# Written instruction
Transcribe the records below exactly.

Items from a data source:
####

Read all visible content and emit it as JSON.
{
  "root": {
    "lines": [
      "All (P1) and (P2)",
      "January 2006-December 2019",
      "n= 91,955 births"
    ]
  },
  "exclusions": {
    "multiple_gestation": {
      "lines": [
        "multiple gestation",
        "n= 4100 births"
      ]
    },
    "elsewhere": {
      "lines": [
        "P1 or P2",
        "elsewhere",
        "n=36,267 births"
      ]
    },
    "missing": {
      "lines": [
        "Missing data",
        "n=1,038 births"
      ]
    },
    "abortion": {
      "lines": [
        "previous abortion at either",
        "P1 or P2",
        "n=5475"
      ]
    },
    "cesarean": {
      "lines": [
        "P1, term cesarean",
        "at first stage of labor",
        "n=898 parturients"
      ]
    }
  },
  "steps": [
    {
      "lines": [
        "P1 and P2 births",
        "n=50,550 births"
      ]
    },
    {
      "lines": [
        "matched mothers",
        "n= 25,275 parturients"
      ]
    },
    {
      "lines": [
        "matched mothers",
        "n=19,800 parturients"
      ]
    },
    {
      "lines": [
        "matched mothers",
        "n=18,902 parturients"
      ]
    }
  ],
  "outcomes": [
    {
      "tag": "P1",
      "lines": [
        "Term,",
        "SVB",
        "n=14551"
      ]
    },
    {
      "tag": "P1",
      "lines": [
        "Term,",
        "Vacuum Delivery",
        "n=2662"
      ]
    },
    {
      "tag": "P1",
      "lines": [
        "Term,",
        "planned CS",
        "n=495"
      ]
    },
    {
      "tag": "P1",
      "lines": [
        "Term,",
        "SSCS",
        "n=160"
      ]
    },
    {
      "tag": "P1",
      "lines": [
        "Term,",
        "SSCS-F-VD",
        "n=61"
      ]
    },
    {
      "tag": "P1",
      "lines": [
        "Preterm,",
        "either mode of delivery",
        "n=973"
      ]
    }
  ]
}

####

# Output for this exercise
Read all visible content and emit it as JSON.
{
  "root": {
    "lines": [
      "All (P1) and (P2)",
      "January 2006-December 2019",
      "n= 91,955 births"
    ]
  },
  "exclusions": {
    "multiple_gestation": {
      "lines": [
        "multiple gestation",
        "n= 4100 births"
      ]
    },
    "elsewhere": {
      "lines": [
        "P1 or P2",
        "elsewhere",
        "n=36,267 births"
      ]
    },
    "missing": {
      "lines": [
        "Missing data",
        "n=1,038 births"
      ]
    },
    "abortion": {
      "lines": [
        "previous abortion at either",
        "P1 or P2",
        "n=5475"
      ]
    },
    "cesarean": {
      "lines": [
        "P1, term cesarean",
        "at first stage of labor",
        "n=898 parturients"
      ]
    }
  },
  "steps": [
    {
      "lines": [
        "P1 and P2 births",
        "n=50,550 births"
      ]
    },
    {
      "lines": [
        "matched mothers",
        "n= 25,275 parturients"
      ]
    },
    {
      "lines": [
        "matched mothers",
        "n=19,800 parturients"
      ]
    },
    {
      "lines": [
        "matched mothers",
        "n=18,902 parturients"
      ]
    }
  ],
  "outcomes": [
    {
      "tag": "P1",
      "lines": [
        "Term,",
        "SVB",
        "n=14551"
      ]
    },
    {
      "tag": "P1",
      "lines": [
        "Term,",
        "Vacuum Delivery",
        "n=2662"
      ]
    },
    {
      "tag": "P1",
      "lines": [
        "Term,",
        "planned CS",
        "n=495"
      ]
    },
    {
      "tag": "P1",
      "lines": [
        "Term,",
        "SSCS",
        "n=160"
      ]
    },
    {
      "tag": "P1",
      "lines": [
        "Term,",
        "SSCS-F-VD",
        "n=61"
      ]
    },
    {
      "tag": "P1",
      "lines": [
        "Preterm,",
        "either mode of delivery",
        "n=973"
      ]
    }
  ]
}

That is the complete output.